**Task goal**
Copy every line that contains the string "sociálnych" from the entries below.
[Input data start]
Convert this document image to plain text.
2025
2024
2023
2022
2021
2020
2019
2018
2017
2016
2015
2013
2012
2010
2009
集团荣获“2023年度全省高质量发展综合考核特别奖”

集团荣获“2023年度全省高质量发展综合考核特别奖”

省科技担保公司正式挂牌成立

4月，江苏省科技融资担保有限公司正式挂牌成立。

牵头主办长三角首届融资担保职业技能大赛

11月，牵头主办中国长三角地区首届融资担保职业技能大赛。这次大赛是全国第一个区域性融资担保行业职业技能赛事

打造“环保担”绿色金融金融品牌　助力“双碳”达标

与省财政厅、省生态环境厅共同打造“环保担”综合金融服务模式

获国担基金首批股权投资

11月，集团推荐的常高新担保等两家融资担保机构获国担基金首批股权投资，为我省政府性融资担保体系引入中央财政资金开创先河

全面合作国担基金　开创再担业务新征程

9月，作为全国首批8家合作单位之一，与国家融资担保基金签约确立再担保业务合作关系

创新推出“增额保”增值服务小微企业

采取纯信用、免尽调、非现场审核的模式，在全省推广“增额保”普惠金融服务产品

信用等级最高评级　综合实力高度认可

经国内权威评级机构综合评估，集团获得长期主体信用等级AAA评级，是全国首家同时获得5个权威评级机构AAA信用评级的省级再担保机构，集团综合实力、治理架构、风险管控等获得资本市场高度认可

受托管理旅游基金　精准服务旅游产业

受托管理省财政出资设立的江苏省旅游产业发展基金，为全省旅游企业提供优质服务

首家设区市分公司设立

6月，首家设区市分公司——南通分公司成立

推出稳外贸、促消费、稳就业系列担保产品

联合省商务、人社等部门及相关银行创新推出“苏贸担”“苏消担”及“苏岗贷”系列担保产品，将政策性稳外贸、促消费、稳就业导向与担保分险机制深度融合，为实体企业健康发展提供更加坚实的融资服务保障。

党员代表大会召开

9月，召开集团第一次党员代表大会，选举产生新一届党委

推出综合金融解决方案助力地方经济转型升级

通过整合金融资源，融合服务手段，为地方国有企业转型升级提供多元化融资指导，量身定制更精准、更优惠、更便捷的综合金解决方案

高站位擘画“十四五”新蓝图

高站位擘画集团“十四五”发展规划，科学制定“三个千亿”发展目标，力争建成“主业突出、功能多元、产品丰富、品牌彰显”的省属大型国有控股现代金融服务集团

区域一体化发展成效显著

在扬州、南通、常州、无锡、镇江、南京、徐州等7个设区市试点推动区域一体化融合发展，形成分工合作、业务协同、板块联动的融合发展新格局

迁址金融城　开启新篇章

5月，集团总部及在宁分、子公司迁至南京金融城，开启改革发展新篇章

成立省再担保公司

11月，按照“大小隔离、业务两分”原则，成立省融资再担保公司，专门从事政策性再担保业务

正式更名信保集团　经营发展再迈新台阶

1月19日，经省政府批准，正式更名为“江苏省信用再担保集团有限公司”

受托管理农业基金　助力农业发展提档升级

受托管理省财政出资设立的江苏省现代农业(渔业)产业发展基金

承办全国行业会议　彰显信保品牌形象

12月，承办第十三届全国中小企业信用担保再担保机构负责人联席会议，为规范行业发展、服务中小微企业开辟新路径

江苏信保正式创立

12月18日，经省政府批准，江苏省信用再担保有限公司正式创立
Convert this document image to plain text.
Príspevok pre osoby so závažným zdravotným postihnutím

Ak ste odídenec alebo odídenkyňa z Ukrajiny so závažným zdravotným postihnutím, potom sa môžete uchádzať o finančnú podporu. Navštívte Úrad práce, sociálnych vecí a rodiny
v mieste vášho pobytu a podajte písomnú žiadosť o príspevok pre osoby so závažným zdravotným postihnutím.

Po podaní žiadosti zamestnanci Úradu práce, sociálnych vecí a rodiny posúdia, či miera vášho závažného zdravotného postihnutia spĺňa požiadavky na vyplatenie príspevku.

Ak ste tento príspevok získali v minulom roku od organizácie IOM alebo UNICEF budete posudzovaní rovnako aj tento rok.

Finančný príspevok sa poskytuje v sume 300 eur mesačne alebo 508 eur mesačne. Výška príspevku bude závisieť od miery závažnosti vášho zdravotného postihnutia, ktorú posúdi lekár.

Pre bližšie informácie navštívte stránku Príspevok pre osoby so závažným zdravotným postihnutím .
[Input data end]
**The answer**
Ak ste odídenec alebo odídenkyňa z Ukrajiny so závažným zdravotným postihnutím, potom sa môžete uchádzať o finančnú podporu. Navštívte Úrad práce, sociálnych vecí a rodiny
Po podaní žiadosti zamestnanci Úradu práce, sociálnych vecí a rodiny posúdia, či miera vášho závažného zdravotného postihnutia spĺňa požiadavky na vyplatenie príspevku.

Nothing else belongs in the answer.